(Dataset rows about figures)
===============

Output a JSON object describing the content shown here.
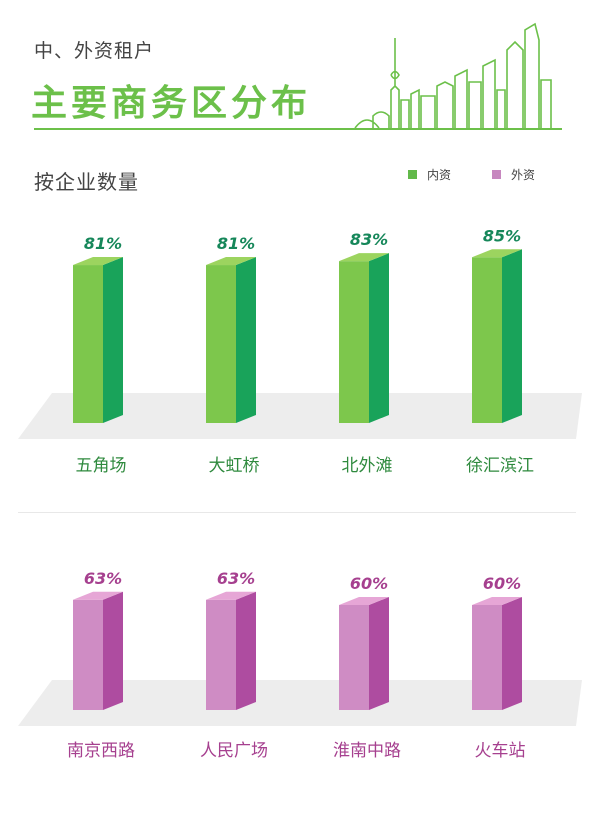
{
  "header": {
    "subtitle": "中、外资租户",
    "title": "主要商务区分布"
  },
  "section": {
    "title": "按企业数量"
  },
  "legend": {
    "domestic": {
      "label": "内资",
      "color": "#62b94a"
    },
    "foreign": {
      "label": "外资",
      "color": "#c787bf"
    }
  },
  "chart_data": [
    {
      "type": "bar",
      "categories": [
        "五角场",
        "大虹桥",
        "北外滩",
        "徐汇滨江"
      ],
      "series": [
        {
          "name": "内资",
          "values": [
            81,
            81,
            83,
            85
          ],
          "labels": [
            "81%",
            "81%",
            "83%",
            "85%"
          ]
        }
      ],
      "label_color": "#16875a",
      "colors": {
        "front": "#7dc74c",
        "side": "#19a35a",
        "top": "#9cd45f"
      },
      "category_color": "#2f8a3e"
    },
    {
      "type": "bar",
      "categories": [
        "南京西路",
        "人民广场",
        "淮南中路",
        "火车站"
      ],
      "series": [
        {
          "name": "外资",
          "values": [
            63,
            63,
            60,
            60
          ],
          "labels": [
            "63%",
            "63%",
            "60%",
            "60%"
          ]
        }
      ],
      "label_color": "#a6408f",
      "colors": {
        "front": "#cf8cc4",
        "side": "#ae4ca0",
        "top": "#e6a6d6"
      },
      "category_color": "#a6408f"
    }
  ]
}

===============

- **Exercise description**
Pictures appear in the records above. Output everything except them, exactly.

- **Result of the exercise**
Output a JSON object describing the content shown here.
{
  "header": {
    "subtitle": "中、外资租户",
    "title": "主要商务区分布"
  },
  "section": {
    "title": "按企业数量"
  },
  "legend": {
    "domestic": {
      "label": "内资",
      "color": "#62b94a"
    },
    "foreign": {
      "label": "外资",
      "color": "#c787bf"
    }
  },
  "chart_data": [
    {
      "type": "bar",
      "categories": [
        "五角场",
        "大虹桥",
        "北外滩",
        "徐汇滨江"
      ],
      "series": [
        {
          "name": "内资",
          "values": [
            81,
            81,
            83,
            85
          ],
          "labels": [
            "81%",
            "81%",
            "83%",
            "85%"
          ]
        }
      ],
      "label_color": "#16875a",
      "colors": {
        "front": "#7dc74c",
        "side": "#19a35a",
        "top": "#9cd45f"
      },
      "category_color": "#2f8a3e"
    },
    {
      "type": "bar",
      "categories": [
        "南京西路",
        "人民广场",
        "淮南中路",
        "火车站"
      ],
      "series": [
        {
          "name": "外资",
          "values": [
            63,
            63,
            60,
            60
          ],
          "labels": [
            "63%",
            "63%",
            "60%",
            "60%"
          ]
        }
      ],
      "label_color": "#a6408f",
      "colors": {
        "front": "#cf8cc4",
        "side": "#ae4ca0",
        "top": "#e6a6d6"
      },
      "category_color": "#a6408f"
    }
  ]
}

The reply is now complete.